(Excerpt from a dataset)
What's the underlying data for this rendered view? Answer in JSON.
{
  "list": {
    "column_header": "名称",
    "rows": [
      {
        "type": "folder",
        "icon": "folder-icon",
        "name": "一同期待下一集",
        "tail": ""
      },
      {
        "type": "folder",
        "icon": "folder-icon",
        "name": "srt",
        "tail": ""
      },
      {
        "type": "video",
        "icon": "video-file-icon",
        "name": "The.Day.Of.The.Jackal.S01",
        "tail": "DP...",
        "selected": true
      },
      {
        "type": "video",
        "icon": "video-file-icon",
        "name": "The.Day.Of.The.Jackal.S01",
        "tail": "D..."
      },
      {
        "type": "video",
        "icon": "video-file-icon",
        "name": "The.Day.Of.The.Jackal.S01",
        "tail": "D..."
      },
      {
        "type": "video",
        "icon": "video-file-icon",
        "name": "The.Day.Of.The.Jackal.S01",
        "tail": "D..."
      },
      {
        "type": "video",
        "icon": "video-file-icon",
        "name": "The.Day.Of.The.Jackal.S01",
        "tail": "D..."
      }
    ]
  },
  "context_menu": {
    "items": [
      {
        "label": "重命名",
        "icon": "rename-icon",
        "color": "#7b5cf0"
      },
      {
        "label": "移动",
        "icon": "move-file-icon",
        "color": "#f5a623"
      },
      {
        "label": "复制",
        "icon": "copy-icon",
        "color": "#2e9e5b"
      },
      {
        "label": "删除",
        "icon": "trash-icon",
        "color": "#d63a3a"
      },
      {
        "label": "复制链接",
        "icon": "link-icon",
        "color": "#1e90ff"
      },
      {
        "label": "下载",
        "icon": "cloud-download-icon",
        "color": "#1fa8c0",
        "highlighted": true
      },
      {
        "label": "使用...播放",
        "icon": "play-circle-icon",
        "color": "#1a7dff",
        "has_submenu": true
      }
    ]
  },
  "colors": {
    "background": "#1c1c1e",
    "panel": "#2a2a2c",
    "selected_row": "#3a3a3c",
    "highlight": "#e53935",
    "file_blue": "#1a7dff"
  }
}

*Task objective*.
Repeat every entry word for word.

*Completed task*.
What's the underlying data for this rendered view? Answer in JSON.
{
  "list": {
    "column_header": "名称",
    "rows": [
      {
        "type": "folder",
        "icon": "folder-icon",
        "name": "一同期待下一集",
        "tail": ""
      },
      {
        "type": "folder",
        "icon": "folder-icon",
        "name": "srt",
        "tail": ""
      },
      {
        "type": "video",
        "icon": "video-file-icon",
        "name": "The.Day.Of.The.Jackal.S01",
        "tail": "DP...",
        "selected": true
      },
      {
        "type": "video",
        "icon": "video-file-icon",
        "name": "The.Day.Of.The.Jackal.S01",
        "tail": "D..."
      },
      {
        "type": "video",
        "icon": "video-file-icon",
        "name": "The.Day.Of.The.Jackal.S01",
        "tail": "D..."
      },
      {
        "type": "video",
        "icon": "video-file-icon",
        "name": "The.Day.Of.The.Jackal.S01",
        "tail": "D..."
      },
      {
        "type": "video",
        "icon": "video-file-icon",
        "name": "The.Day.Of.The.Jackal.S01",
        "tail": "D..."
      }
    ]
  },
  "context_menu": {
    "items": [
      {
        "label": "重命名",
        "icon": "rename-icon",
        "color": "#7b5cf0"
      },
      {
        "label": "移动",
        "icon": "move-file-icon",
        "color": "#f5a623"
      },
      {
        "label": "复制",
        "icon": "copy-icon",
        "color": "#2e9e5b"
      },
      {
        "label": "删除",
        "icon": "trash-icon",
        "color": "#d63a3a"
      },
      {
        "label": "复制链接",
        "icon": "link-icon",
        "color": "#1e90ff"
      },
      {
        "label": "下载",
        "icon": "cloud-download-icon",
        "color": "#1fa8c0",
        "highlighted": true
      },
      {
        "label": "使用...播放",
        "icon": "play-circle-icon",
        "color": "#1a7dff",
        "has_submenu": true
      }
    ]
  },
  "colors": {
    "background": "#1c1c1e",
    "panel": "#2a2a2c",
    "selected_row": "#3a3a3c",
    "highlight": "#e53935",
    "file_blue": "#1a7dff"
  }
}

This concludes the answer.